LISTED RECORDS

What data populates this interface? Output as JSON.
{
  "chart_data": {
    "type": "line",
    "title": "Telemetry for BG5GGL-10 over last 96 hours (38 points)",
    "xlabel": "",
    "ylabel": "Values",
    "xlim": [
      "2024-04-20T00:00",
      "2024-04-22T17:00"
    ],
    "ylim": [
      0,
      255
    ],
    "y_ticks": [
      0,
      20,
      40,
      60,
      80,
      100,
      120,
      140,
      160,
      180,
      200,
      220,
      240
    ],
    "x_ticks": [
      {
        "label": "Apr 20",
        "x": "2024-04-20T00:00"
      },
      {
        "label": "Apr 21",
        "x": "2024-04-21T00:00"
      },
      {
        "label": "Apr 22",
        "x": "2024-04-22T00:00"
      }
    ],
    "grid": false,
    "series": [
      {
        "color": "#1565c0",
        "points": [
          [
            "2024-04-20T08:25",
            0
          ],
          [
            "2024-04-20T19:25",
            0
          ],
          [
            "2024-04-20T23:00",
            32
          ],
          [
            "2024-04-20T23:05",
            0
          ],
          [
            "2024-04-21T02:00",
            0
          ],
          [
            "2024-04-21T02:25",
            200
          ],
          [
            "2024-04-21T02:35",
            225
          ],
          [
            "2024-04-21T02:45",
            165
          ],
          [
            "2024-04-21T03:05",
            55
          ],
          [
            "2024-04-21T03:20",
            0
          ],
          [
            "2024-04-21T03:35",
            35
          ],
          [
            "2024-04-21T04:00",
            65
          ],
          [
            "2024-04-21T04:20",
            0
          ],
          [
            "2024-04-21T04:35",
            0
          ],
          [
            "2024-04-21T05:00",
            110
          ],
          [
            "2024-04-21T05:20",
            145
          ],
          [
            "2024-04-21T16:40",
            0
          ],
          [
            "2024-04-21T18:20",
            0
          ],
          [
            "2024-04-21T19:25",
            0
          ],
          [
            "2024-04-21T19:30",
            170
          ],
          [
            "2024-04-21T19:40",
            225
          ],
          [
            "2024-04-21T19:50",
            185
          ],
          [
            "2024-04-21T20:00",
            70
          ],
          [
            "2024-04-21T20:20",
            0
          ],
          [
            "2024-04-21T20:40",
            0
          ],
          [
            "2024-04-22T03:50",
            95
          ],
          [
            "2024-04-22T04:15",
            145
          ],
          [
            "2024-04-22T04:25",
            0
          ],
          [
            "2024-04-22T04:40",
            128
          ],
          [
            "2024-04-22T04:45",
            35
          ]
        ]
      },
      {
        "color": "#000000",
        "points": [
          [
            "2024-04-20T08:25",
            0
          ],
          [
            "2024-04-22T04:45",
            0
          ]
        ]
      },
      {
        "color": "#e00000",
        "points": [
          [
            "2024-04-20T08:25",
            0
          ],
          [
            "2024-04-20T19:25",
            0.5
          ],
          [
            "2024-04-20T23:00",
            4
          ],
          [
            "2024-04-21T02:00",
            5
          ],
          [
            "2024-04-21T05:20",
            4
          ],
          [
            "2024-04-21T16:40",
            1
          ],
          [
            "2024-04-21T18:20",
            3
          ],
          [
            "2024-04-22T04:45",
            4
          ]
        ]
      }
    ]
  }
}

SHORT EXERCISE
Look for the word "color" and return every line where it occurs.

TASK RESPONSE
        "color": "#1565c0",
        "color": "#000000",
        "color": "#e00000",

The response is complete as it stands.